*** MATERIAL FOR THIS TASK
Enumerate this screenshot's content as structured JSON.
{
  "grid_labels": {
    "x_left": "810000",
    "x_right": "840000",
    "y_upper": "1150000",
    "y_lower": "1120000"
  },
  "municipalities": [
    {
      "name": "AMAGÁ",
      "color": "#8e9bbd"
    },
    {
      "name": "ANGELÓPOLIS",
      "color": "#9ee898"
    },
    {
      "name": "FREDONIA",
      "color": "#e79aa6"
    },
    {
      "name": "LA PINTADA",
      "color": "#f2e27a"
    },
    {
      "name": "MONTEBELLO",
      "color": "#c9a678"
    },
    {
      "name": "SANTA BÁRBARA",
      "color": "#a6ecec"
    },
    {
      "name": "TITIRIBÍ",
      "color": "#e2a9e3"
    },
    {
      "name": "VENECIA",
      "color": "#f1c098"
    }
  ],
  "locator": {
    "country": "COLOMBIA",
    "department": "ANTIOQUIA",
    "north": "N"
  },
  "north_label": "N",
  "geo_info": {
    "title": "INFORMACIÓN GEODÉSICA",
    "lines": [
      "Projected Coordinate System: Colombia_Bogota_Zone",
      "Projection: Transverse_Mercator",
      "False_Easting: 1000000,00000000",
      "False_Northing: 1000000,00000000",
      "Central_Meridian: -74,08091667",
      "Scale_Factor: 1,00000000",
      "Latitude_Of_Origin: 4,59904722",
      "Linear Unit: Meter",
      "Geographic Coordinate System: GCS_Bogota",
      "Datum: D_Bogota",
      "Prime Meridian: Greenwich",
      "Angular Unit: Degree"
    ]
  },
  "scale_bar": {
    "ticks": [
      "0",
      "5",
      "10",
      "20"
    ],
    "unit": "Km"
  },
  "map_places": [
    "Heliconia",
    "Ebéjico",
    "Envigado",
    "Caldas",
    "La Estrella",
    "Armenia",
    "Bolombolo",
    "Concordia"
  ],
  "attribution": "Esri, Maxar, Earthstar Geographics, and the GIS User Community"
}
******
_DESCRIPTION OF THE TASK:_ Please set down each line of the records exactly as given.

_COMPLETE OUTPUT:_
Enumerate this screenshot's content as structured JSON.
{
  "grid_labels": {
    "x_left": "810000",
    "x_right": "840000",
    "y_upper": "1150000",
    "y_lower": "1120000"
  },
  "municipalities": [
    {
      "name": "AMAGÁ",
      "color": "#8e9bbd"
    },
    {
      "name": "ANGELÓPOLIS",
      "color": "#9ee898"
    },
    {
      "name": "FREDONIA",
      "color": "#e79aa6"
    },
    {
      "name": "LA PINTADA",
      "color": "#f2e27a"
    },
    {
      "name": "MONTEBELLO",
      "color": "#c9a678"
    },
    {
      "name": "SANTA BÁRBARA",
      "color": "#a6ecec"
    },
    {
      "name": "TITIRIBÍ",
      "color": "#e2a9e3"
    },
    {
      "name": "VENECIA",
      "color": "#f1c098"
    }
  ],
  "locator": {
    "country": "COLOMBIA",
    "department": "ANTIOQUIA",
    "north": "N"
  },
  "north_label": "N",
  "geo_info": {
    "title": "INFORMACIÓN GEODÉSICA",
    "lines": [
      "Projected Coordinate System: Colombia_Bogota_Zone",
      "Projection: Transverse_Mercator",
      "False_Easting: 1000000,00000000",
      "False_Northing: 1000000,00000000",
      "Central_Meridian: -74,08091667",
      "Scale_Factor: 1,00000000",
      "Latitude_Of_Origin: 4,59904722",
      "Linear Unit: Meter",
      "Geographic Coordinate System: GCS_Bogota",
      "Datum: D_Bogota",
      "Prime Meridian: Greenwich",
      "Angular Unit: Degree"
    ]
  },
  "scale_bar": {
    "ticks": [
      "0",
      "5",
      "10",
      "20"
    ],
    "unit": "Km"
  },
  "map_places": [
    "Heliconia",
    "Ebéjico",
    "Envigado",
    "Caldas",
    "La Estrella",
    "Armenia",
    "Bolombolo",
    "Concordia"
  ],
  "attribution": "Esri, Maxar, Earthstar Geographics, and the GIS User Community"
}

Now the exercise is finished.